What is needed: Set down each entry exactly as given; pictures should not appear in the copy.

Task material:
⁂
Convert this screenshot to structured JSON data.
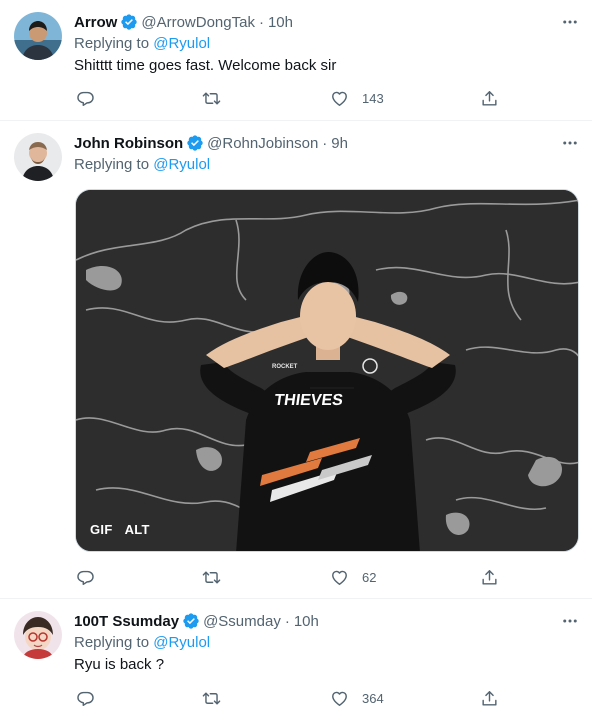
{
  "tweets": [
    {
      "display_name": "Arrow",
      "handle": "@ArrowDongTak",
      "time": "10h",
      "replying_prefix": "Replying to",
      "replying_to": "@Ryulol",
      "text": "Shitttt time goes fast. Welcome back sir",
      "replies": "",
      "retweets": "",
      "likes": "143"
    },
    {
      "display_name": "John Robinson",
      "handle": "@RohnJobinson",
      "time": "9h",
      "replying_prefix": "Replying to",
      "replying_to": "@Ryulol",
      "media": {
        "type": "gif",
        "badge_gif": "GIF",
        "badge_alt": "ALT",
        "shirt_logo": "ROCKET",
        "shirt_text": "THIEVES"
      },
      "replies": "",
      "retweets": "",
      "likes": "62"
    },
    {
      "display_name": "100T Ssumday",
      "handle": "@Ssumday",
      "time": "10h",
      "replying_prefix": "Replying to",
      "replying_to": "@Ryulol",
      "text": "Ryu is back ?",
      "replies": "",
      "retweets": "",
      "likes": "364"
    }
  ],
  "icons": {
    "verified": "verified-badge-icon",
    "more": "more-horizontal-icon",
    "reply": "reply-bubble-icon",
    "retweet": "retweet-icon",
    "like": "heart-icon",
    "share": "share-upload-icon"
  },
  "colors": {
    "accent": "#1d9bf0",
    "secondary_text": "#536471",
    "primary_text": "#0f1419",
    "divider": "#eff3f4"
  }
}
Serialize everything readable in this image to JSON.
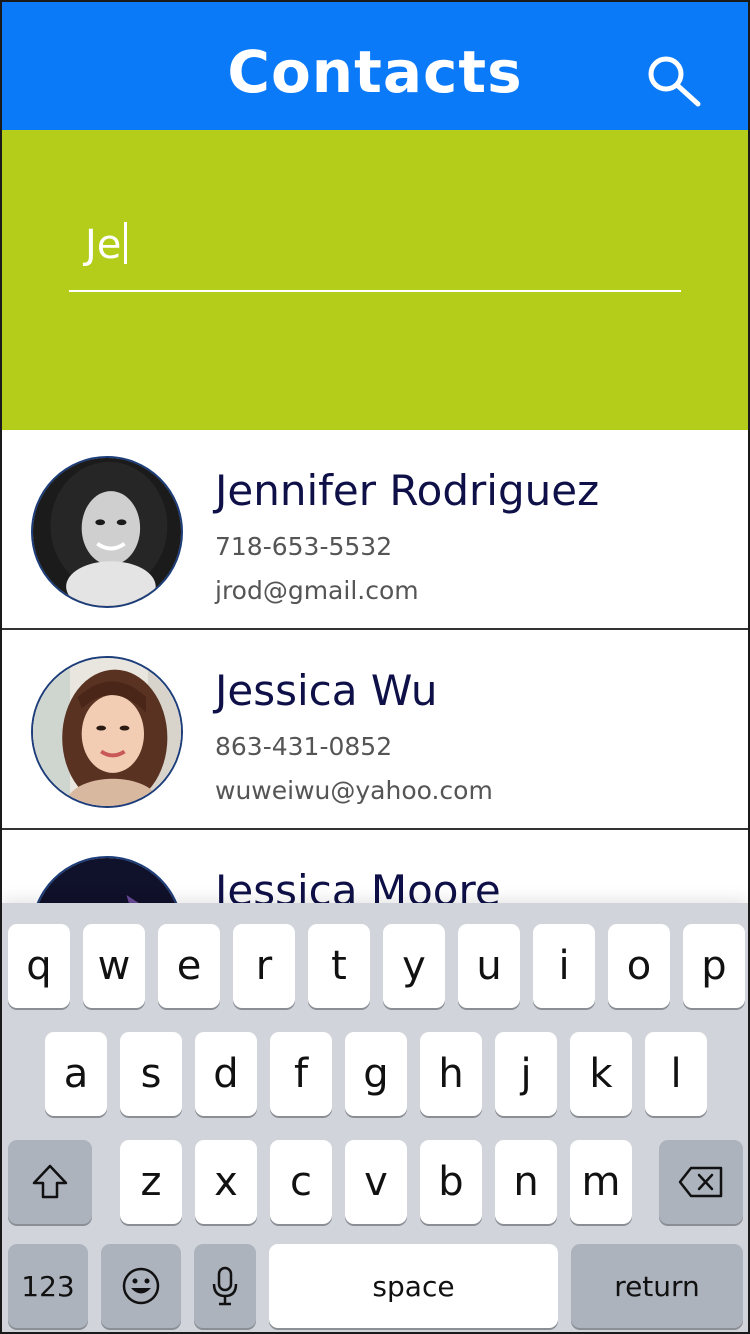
⁂
Completed task:
Convert this screenshot to structured JSON data.
{
  "tweets": [
    {
      "display_name": "Arrow",
      "handle": "@ArrowDongTak",
      "time": "10h",
      "replying_prefix": "Replying to",
      "replying_to": "@Ryulol",
      "text": "Shitttt time goes fast. Welcome back sir",
      "replies": "",
      "retweets": "",
      "likes": "143"
    },
    {
      "display_name": "John Robinson",
      "handle": "@RohnJobinson",
      "time": "9h",
      "replying_prefix": "Replying to",
      "replying_to": "@Ryulol",
      "media": {
        "type": "gif",
        "badge_gif": "GIF",
        "badge_alt": "ALT",
        "shirt_logo": "ROCKET",
        "shirt_text": "THIEVES"
      },
      "replies": "",
      "retweets": "",
      "likes": "62"
    },
    {
      "display_name": "100T Ssumday",
      "handle": "@Ssumday",
      "time": "10h",
      "replying_prefix": "Replying to",
      "replying_to": "@Ryulol",
      "text": "Ryu is back ?",
      "replies": "",
      "retweets": "",
      "likes": "364"
    }
  ],
  "icons": {
    "verified": "verified-badge-icon",
    "more": "more-horizontal-icon",
    "reply": "reply-bubble-icon",
    "retweet": "retweet-icon",
    "like": "heart-icon",
    "share": "share-upload-icon"
  },
  "colors": {
    "accent": "#1d9bf0",
    "secondary_text": "#536471",
    "primary_text": "#0f1419",
    "divider": "#eff3f4"
  }
}
Serialize everything readable in this image to JSON.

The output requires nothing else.